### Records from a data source
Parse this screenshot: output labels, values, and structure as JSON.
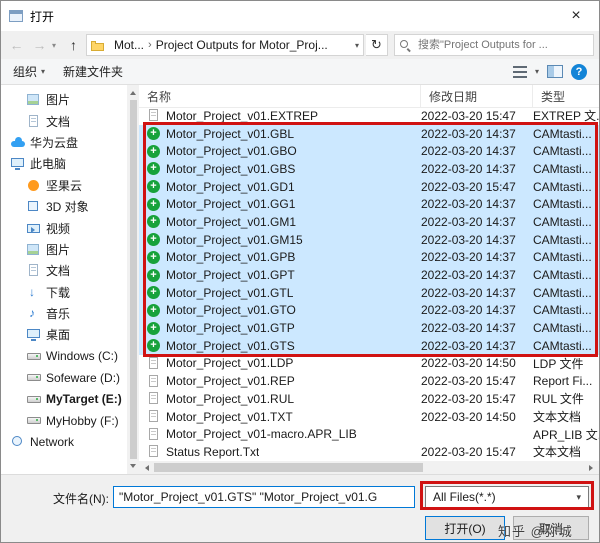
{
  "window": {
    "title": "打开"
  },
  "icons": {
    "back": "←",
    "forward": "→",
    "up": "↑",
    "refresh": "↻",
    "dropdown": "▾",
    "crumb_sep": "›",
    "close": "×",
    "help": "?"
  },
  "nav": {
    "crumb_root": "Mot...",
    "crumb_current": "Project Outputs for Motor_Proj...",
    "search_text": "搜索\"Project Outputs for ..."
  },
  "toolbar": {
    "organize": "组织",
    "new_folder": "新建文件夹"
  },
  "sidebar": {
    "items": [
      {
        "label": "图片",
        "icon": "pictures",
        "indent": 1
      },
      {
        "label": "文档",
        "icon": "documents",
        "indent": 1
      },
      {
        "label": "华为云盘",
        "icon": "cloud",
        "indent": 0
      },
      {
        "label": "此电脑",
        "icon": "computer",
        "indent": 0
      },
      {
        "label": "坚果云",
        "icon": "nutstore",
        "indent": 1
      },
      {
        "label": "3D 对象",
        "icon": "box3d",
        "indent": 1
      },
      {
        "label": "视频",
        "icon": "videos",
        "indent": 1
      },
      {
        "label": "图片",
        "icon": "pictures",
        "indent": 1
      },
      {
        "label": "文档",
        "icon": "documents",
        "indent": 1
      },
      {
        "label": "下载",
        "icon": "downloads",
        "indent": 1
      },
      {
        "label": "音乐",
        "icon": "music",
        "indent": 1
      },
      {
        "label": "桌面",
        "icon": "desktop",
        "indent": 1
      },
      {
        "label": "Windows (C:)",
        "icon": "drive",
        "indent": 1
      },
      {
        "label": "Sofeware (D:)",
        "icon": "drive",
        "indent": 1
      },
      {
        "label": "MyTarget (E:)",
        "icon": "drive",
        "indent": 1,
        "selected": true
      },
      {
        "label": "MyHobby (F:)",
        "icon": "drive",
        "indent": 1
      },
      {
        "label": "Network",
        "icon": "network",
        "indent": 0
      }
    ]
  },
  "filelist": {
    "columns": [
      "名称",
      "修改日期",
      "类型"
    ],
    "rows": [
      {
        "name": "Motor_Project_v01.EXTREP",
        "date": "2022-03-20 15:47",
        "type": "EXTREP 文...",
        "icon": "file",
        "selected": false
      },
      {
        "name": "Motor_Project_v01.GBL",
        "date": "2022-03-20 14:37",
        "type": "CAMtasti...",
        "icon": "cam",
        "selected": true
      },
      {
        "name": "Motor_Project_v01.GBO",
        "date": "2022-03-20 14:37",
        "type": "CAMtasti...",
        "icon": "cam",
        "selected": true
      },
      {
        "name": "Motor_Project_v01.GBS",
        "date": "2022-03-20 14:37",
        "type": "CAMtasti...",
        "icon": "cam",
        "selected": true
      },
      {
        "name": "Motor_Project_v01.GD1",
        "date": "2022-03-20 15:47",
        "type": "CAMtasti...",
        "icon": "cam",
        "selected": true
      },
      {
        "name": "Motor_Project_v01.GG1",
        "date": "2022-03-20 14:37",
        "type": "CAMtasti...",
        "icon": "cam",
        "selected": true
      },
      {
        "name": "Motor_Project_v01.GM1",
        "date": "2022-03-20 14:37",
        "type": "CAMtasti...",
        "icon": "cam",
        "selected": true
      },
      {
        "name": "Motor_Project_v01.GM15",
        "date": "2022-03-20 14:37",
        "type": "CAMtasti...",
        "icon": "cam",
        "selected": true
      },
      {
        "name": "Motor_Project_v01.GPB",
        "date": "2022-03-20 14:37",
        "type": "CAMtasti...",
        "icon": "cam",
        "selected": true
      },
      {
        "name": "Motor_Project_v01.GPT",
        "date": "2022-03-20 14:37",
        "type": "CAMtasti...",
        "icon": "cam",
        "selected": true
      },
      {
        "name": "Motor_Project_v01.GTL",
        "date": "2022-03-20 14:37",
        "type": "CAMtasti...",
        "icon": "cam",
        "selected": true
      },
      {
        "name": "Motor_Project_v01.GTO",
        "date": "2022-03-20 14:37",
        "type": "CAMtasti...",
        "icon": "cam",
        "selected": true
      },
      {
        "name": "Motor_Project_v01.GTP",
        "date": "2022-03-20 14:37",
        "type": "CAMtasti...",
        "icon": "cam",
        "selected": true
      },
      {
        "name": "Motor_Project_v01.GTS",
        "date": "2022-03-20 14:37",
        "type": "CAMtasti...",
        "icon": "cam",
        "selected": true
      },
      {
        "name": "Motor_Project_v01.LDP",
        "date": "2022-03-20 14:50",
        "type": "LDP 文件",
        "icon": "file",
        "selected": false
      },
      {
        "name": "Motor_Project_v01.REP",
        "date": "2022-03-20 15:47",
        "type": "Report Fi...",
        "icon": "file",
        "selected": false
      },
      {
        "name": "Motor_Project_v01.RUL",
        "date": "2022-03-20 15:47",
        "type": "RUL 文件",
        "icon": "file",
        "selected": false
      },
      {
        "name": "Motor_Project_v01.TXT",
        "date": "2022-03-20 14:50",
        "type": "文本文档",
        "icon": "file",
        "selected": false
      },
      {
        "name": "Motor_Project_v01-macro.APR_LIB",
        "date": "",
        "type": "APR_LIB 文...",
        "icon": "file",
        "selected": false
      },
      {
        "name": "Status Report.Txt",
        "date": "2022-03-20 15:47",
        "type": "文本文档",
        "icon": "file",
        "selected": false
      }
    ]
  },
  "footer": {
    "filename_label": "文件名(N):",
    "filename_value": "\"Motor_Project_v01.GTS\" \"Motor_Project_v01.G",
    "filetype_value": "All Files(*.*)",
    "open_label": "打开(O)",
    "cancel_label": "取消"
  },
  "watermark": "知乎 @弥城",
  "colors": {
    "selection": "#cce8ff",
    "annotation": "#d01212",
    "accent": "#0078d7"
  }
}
* * *
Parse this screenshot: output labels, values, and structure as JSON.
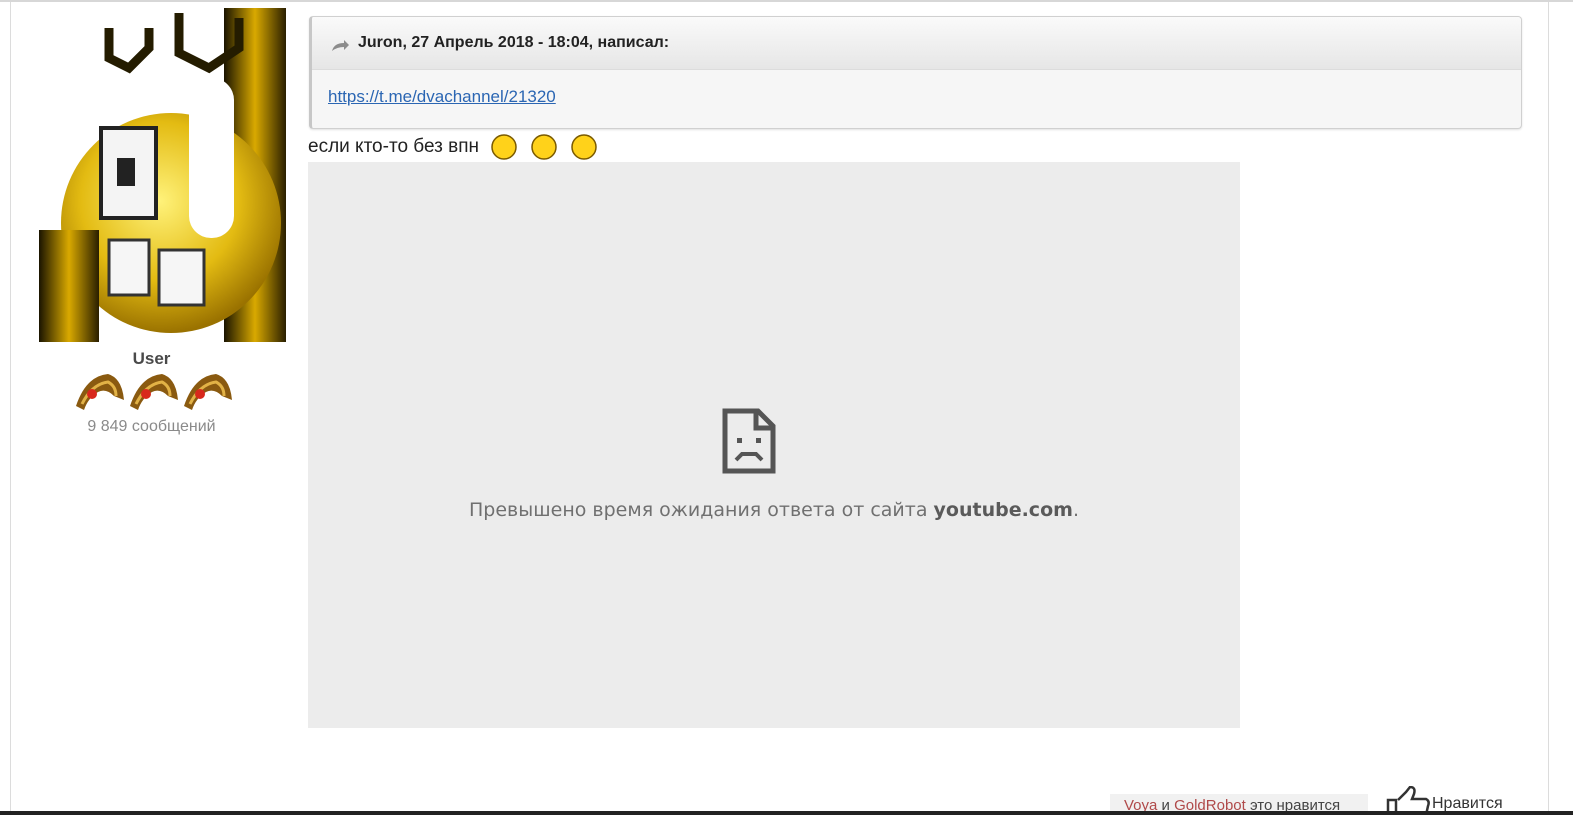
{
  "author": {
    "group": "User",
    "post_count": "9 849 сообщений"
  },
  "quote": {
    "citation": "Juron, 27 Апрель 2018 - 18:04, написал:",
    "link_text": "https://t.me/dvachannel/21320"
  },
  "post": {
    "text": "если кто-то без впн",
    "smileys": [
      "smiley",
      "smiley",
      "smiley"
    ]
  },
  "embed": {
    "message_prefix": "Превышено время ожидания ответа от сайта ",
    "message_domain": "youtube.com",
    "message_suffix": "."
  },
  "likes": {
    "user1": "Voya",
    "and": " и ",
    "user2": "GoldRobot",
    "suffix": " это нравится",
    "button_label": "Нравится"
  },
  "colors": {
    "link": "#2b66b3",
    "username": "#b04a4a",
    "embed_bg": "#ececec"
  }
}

### What the task asks
Look above for every line with the word "Outputs" and copy it.

### Written solution
    "crumb_current": "Project Outputs for Motor_Proj...",
    "search_text": "搜索\"Project Outputs for ..."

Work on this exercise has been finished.